_WHAT YOU SHOULD DO_:
Pull out every line with the word "minor".

Data items
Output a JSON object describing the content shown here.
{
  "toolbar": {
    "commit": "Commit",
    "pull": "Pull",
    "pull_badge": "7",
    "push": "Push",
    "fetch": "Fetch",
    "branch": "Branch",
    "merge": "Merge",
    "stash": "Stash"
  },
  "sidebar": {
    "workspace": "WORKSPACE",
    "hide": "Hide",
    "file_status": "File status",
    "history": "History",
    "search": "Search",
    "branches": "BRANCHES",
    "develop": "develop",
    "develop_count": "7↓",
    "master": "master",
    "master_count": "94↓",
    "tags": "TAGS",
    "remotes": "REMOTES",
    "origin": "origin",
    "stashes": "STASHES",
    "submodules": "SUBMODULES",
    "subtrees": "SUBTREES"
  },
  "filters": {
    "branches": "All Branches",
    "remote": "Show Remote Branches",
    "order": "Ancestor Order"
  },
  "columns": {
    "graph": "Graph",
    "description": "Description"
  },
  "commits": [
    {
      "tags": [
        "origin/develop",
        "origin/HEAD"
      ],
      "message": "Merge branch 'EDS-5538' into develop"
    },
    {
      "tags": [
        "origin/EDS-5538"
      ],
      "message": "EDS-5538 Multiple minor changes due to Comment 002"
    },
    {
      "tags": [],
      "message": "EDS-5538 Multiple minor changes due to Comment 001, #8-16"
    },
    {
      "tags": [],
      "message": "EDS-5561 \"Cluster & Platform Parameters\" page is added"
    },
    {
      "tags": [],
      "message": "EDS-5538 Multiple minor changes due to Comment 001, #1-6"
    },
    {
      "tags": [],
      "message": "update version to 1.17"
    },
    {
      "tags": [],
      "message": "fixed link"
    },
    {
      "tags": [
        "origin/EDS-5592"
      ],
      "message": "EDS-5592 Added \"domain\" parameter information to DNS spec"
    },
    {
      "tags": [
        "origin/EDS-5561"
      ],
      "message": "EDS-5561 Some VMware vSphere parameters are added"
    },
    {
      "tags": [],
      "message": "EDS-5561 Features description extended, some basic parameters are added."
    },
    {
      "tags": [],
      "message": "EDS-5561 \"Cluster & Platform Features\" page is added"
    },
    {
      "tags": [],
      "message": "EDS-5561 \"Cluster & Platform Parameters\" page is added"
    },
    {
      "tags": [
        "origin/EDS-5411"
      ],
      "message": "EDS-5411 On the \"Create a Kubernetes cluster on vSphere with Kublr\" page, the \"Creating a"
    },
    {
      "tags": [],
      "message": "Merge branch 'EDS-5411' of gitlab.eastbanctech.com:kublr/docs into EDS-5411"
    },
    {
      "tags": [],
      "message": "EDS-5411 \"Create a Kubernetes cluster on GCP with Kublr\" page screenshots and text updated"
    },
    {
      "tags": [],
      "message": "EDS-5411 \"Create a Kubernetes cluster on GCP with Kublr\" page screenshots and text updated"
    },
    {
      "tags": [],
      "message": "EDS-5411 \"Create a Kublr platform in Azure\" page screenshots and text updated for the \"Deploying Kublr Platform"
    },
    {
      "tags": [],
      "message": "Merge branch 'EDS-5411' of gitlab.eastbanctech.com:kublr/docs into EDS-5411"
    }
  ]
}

_RESULT_:
      "message": "EDS-5538 Multiple minor changes due to Comment 002"
      "message": "EDS-5538 Multiple minor changes due to Comment 001, #8-16"
      "message": "EDS-5538 Multiple minor changes due to Comment 001, #1-6"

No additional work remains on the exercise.